EXTRAIT
========================
Chaque article se caractérise par un cadre linguistique spécifique – par exemple, l’article d’Evangelia Adamou examine en détail les propriétés spatiales et temporelles du fonctionnel en našta, un dialecte slave de la Grèce – ou une approche anthropologique, comme la description de l’importance du temps et de l’espace dans le report d’une thérapie rituelle nahuatl pour guérir du susto par Elisabeth Motte-Florac. Mais la plupart des contributions combinent d’une façon ou d’une autre des exemples des phénomènes linguistiques avec un commentaire qui relie la langue et la culture de la société étudiée.
========================
DONNÉES FOURNIES
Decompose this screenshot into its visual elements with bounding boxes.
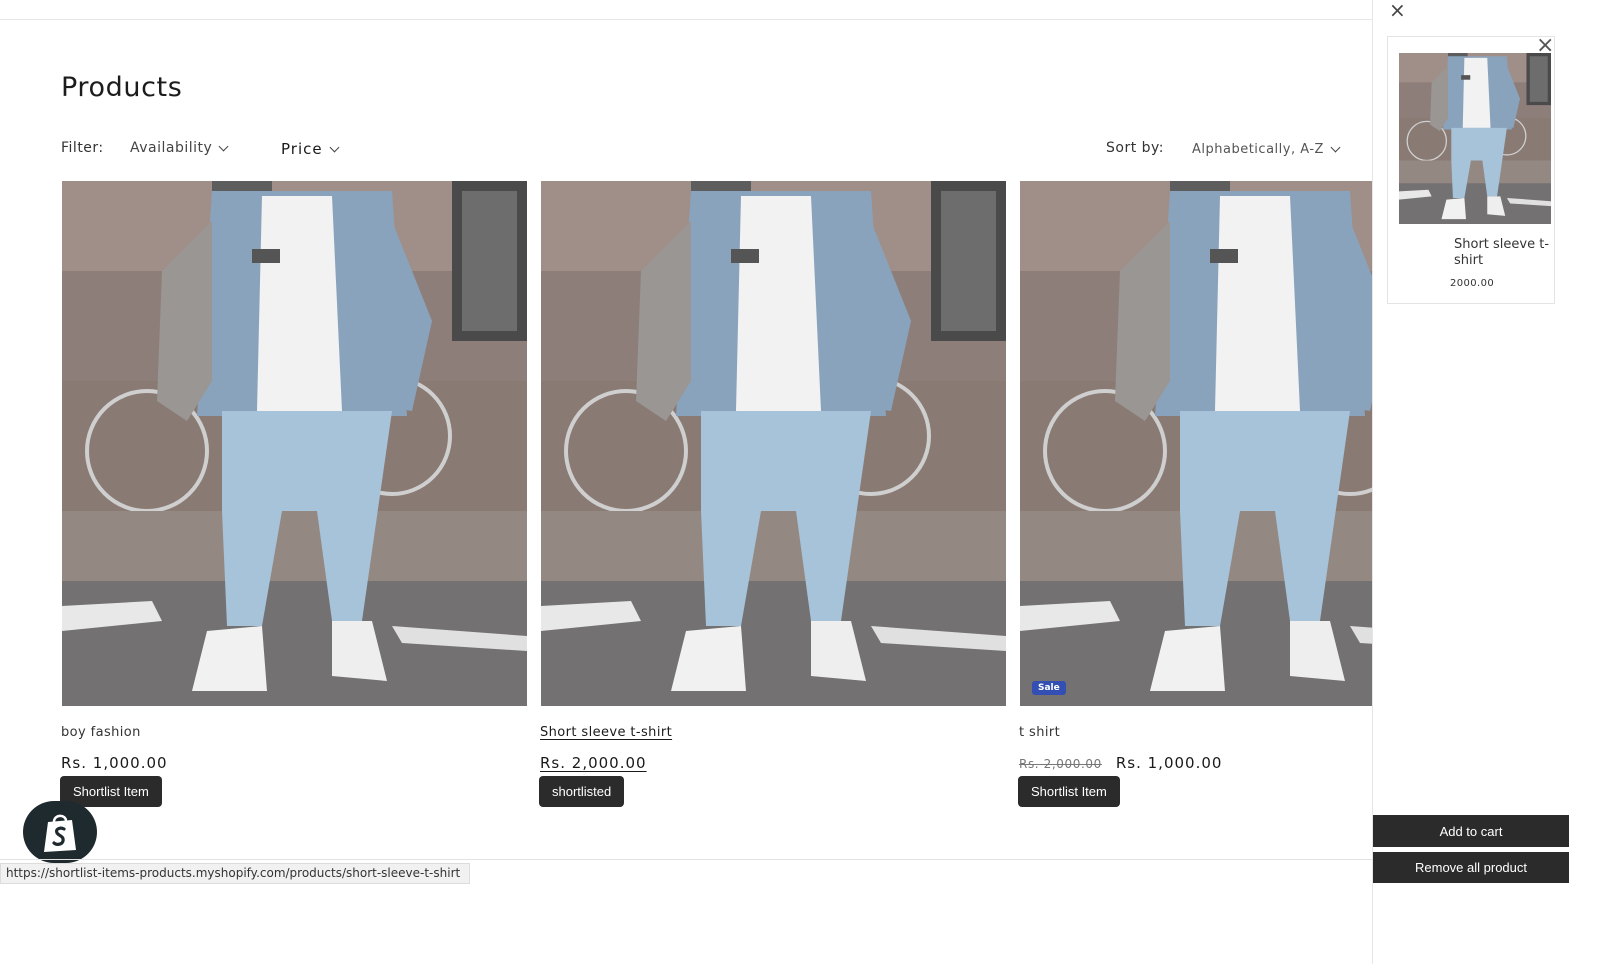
shortlist-item-price: 2000.00 [1450,278,1495,289]
filter-availability-dropdown[interactable]: Availability [130,140,229,156]
sort-label: Sort by: [1106,140,1165,156]
shortlist-item-button[interactable]: Shortlist Item [1018,776,1120,807]
header-divider [0,19,1372,20]
filter-price-label: Price [281,140,323,158]
shortlist-item-title: Short sleeve t-shirt [1454,237,1550,268]
status-bar-url: https://shortlist-items-products.myshopi… [0,863,471,884]
price-row: Rs. 2,000.00 [540,754,647,772]
chevron-down-icon [218,141,229,151]
remove-all-button[interactable]: Remove all product [1373,852,1569,883]
product-title[interactable]: boy fashion [61,725,141,740]
sale-badge: Sale [1032,681,1066,695]
product-photo-image [1399,53,1551,224]
price-row: Rs. 2,000.00 Rs. 1,000.00 [1019,754,1222,772]
product-price: Rs. 1,000.00 [1115,754,1223,772]
product-title[interactable]: t shirt [1019,725,1060,740]
shopify-logo-icon [44,814,76,852]
shortlisted-button[interactable]: shortlisted [539,776,625,807]
product-compare-price: Rs. 2,000.00 [1019,757,1102,771]
close-icon[interactable]: × [1389,0,1406,22]
filter-label: Filter: [61,140,104,156]
product-image[interactable] [62,181,527,706]
product-image[interactable] [541,181,1006,706]
product-photo-image [541,181,1006,706]
chevron-down-icon [1330,142,1341,153]
shortlist-item-card: × Short sleeve t-shirt 2000.00 [1387,35,1555,304]
shortlist-panel: × × Short sleeve t-shirt 2000.00 Add to … [1372,0,1600,964]
product-price: Rs. 2,000.00 [540,754,647,772]
product-title[interactable]: Short sleeve t-shirt [540,725,672,740]
shortlist-item-image[interactable] [1399,53,1551,224]
product-image[interactable]: Sale [1020,181,1372,706]
price-row: Rs. 1,000.00 [61,754,168,772]
sort-value: Alphabetically, A-Z [1192,142,1324,157]
shopify-bag-icon[interactable] [23,801,97,863]
product-photo-image [1020,181,1372,706]
chevron-down-icon [329,142,340,152]
filter-availability-label: Availability [130,140,213,156]
sort-select[interactable]: Alphabetically, A-Z [1192,142,1341,157]
filter-price-dropdown[interactable]: Price [281,140,340,158]
product-price: Rs. 1,000.00 [61,754,168,772]
footer-divider [0,859,1372,860]
page-title: Products [61,72,183,103]
add-to-cart-button[interactable]: Add to cart [1373,815,1569,847]
product-photo-image [62,181,527,706]
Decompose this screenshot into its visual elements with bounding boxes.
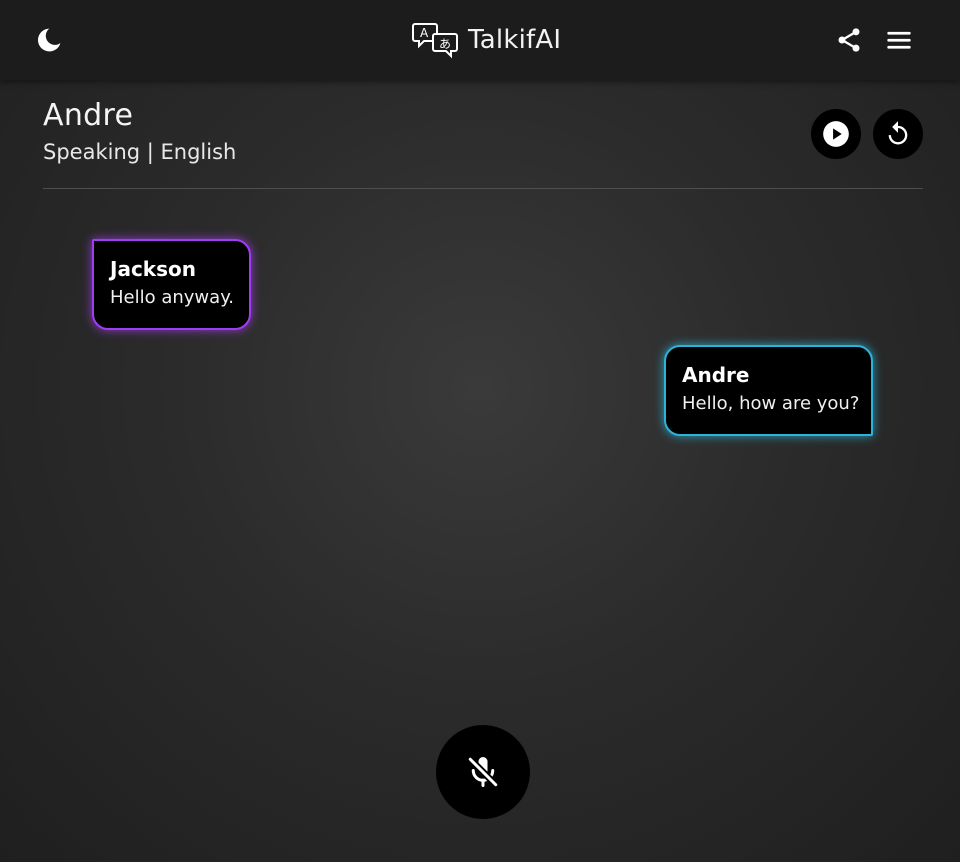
========================
CONSIGNES
**a)** D'après l'extrait, sur quel dialecte porte l'article d'Evangelia Adamou ?
**b)** Poursuivez l'extrait consacré aux contributions sur le temps et l'espace dans les langues, en reprenant après sa dernière phrase.

RÉSULTATS
**a)** Sur le našta, un dialecte slave de la Grèce.

**b)**
Quelques auteurs utilisent avec grand succès les deux approches, linguistique et anthropologique, pour traiter des rapports entre l’espace et le temps et le sens commun de cette union dans la société. L’article de Catherine Taine-Sheikh, « Poésies d’itinéraires et itinéraires poétiques chez les nomades sahariens », est un bon exemple d’un texte qui utilise une approche relevant des deux disciplines. Elle analyse les références à l’espace et au temps dans les poèmes créés par les Maures ; elle discute la construction sociale de l’espace et du temps, ainsi que l’importance culturelle des contextes de production. Taine-Sheikh écrit :

La mobilité du bédouin est devenue une référence pour le nomadisme moderne. Pourtant ses déplacements qui obéissent à une multitude de déterminations de tous ordres (écologique, économique, climatique, tribal, religieux), renvoient à une conceptualisation spatiale plus complexe qu’il n’y paraît de prime abord, même si elle se construit essentiellement autour de lieux bien concrets – et non pas largement rituels comme dans l’univers mondialisé de l’hypercapitalisme.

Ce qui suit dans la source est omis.